-- start of DATA PROVIDED --

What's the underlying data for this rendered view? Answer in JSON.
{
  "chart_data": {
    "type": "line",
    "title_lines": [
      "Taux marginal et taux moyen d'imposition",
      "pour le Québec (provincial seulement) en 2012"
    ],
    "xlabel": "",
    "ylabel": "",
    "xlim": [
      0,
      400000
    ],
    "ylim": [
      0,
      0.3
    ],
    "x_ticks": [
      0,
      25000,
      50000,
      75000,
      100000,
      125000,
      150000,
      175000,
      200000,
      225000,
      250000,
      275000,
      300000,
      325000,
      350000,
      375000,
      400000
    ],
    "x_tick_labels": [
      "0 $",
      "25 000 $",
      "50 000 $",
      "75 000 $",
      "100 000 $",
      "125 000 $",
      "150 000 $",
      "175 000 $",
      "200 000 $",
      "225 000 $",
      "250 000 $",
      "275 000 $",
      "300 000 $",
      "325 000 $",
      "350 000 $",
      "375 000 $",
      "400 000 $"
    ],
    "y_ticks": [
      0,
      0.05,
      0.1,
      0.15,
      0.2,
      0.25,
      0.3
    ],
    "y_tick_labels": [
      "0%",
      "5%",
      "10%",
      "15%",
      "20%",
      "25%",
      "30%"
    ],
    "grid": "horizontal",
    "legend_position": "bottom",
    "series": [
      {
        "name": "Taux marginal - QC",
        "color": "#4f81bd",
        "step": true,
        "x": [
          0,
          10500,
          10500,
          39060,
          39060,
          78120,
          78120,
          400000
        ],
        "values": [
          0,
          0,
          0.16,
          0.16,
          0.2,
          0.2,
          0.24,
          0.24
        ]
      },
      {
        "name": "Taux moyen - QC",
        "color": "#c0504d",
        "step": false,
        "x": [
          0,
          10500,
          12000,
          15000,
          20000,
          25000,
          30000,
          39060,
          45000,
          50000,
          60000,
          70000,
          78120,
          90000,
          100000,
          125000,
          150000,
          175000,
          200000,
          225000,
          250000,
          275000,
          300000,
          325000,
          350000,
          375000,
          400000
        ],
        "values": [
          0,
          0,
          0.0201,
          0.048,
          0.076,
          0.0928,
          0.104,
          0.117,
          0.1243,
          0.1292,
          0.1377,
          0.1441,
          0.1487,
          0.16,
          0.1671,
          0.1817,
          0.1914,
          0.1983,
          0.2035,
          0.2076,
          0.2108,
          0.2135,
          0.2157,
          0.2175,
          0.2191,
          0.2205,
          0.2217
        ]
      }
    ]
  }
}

-- end of DATA PROVIDED --

*PROBLEM*
Return each full line of the entries that contains the word "marginal".

*WRITTEN RESPONSE*
      "Taux marginal et taux moyen d'imposition",
        "name": "Taux marginal - QC",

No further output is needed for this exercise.